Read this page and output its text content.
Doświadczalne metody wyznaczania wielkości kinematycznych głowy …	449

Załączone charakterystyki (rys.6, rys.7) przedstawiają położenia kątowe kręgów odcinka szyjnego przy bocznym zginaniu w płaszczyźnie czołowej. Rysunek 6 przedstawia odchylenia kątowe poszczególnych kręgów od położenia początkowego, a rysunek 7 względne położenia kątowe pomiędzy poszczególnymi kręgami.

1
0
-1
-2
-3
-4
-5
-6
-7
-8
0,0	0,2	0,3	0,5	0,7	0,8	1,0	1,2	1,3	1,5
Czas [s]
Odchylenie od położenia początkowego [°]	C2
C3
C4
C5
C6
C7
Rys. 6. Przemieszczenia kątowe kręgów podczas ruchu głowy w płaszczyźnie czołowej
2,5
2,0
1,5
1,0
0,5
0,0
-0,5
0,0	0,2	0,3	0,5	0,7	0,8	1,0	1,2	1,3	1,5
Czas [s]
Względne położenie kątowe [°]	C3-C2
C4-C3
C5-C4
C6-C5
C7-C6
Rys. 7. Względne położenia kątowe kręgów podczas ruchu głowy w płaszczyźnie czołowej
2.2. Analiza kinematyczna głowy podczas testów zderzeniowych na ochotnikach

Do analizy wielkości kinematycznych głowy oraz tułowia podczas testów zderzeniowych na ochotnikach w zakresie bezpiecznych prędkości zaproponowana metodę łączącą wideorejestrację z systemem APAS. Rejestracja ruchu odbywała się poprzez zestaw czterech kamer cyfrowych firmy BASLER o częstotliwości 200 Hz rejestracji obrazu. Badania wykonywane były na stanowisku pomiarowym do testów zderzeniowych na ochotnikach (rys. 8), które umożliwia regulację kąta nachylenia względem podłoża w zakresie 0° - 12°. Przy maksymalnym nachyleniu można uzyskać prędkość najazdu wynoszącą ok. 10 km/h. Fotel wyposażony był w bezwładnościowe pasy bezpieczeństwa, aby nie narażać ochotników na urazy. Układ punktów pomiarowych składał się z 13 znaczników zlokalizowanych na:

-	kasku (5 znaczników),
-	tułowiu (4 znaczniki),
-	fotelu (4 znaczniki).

BRIEF: Every entry must be quoted exactly as it appears above.

RESULT:
Read this page and output its text content.
Doświadczalne metody wyznaczania wielkości kinematycznych głowy …	449

Załączone charakterystyki (rys.6, rys.7) przedstawiają położenia kątowe kręgów odcinka szyjnego przy bocznym zginaniu w płaszczyźnie czołowej. Rysunek 6 przedstawia odchylenia kątowe poszczególnych kręgów od położenia początkowego, a rysunek 7 względne położenia kątowe pomiędzy poszczególnymi kręgami.

1
0
-1
-2
-3
-4
-5
-6
-7
-8
0,0	0,2	0,3	0,5	0,7	0,8	1,0	1,2	1,3	1,5
Czas [s]
Odchylenie od położenia początkowego [°]	C2
C3
C4
C5
C6
C7
Rys. 6. Przemieszczenia kątowe kręgów podczas ruchu głowy w płaszczyźnie czołowej
2,5
2,0
1,5
1,0
0,5
0,0
-0,5
0,0	0,2	0,3	0,5	0,7	0,8	1,0	1,2	1,3	1,5
Czas [s]
Względne położenie kątowe [°]	C3-C2
C4-C3
C5-C4
C6-C5
C7-C6
Rys. 7. Względne położenia kątowe kręgów podczas ruchu głowy w płaszczyźnie czołowej
2.2. Analiza kinematyczna głowy podczas testów zderzeniowych na ochotnikach

Do analizy wielkości kinematycznych głowy oraz tułowia podczas testów zderzeniowych na ochotnikach w zakresie bezpiecznych prędkości zaproponowana metodę łączącą wideorejestrację z systemem APAS. Rejestracja ruchu odbywała się poprzez zestaw czterech kamer cyfrowych firmy BASLER o częstotliwości 200 Hz rejestracji obrazu. Badania wykonywane były na stanowisku pomiarowym do testów zderzeniowych na ochotnikach (rys. 8), które umożliwia regulację kąta nachylenia względem podłoża w zakresie 0° - 12°. Przy maksymalnym nachyleniu można uzyskać prędkość najazdu wynoszącą ok. 10 km/h. Fotel wyposażony był w bezwładnościowe pasy bezpieczeństwa, aby nie narażać ochotników na urazy. Układ punktów pomiarowych składał się z 13 znaczników zlokalizowanych na:

-	kasku (5 znaczników),
-	tułowiu (4 znaczniki),
-	fotelu (4 znaczniki).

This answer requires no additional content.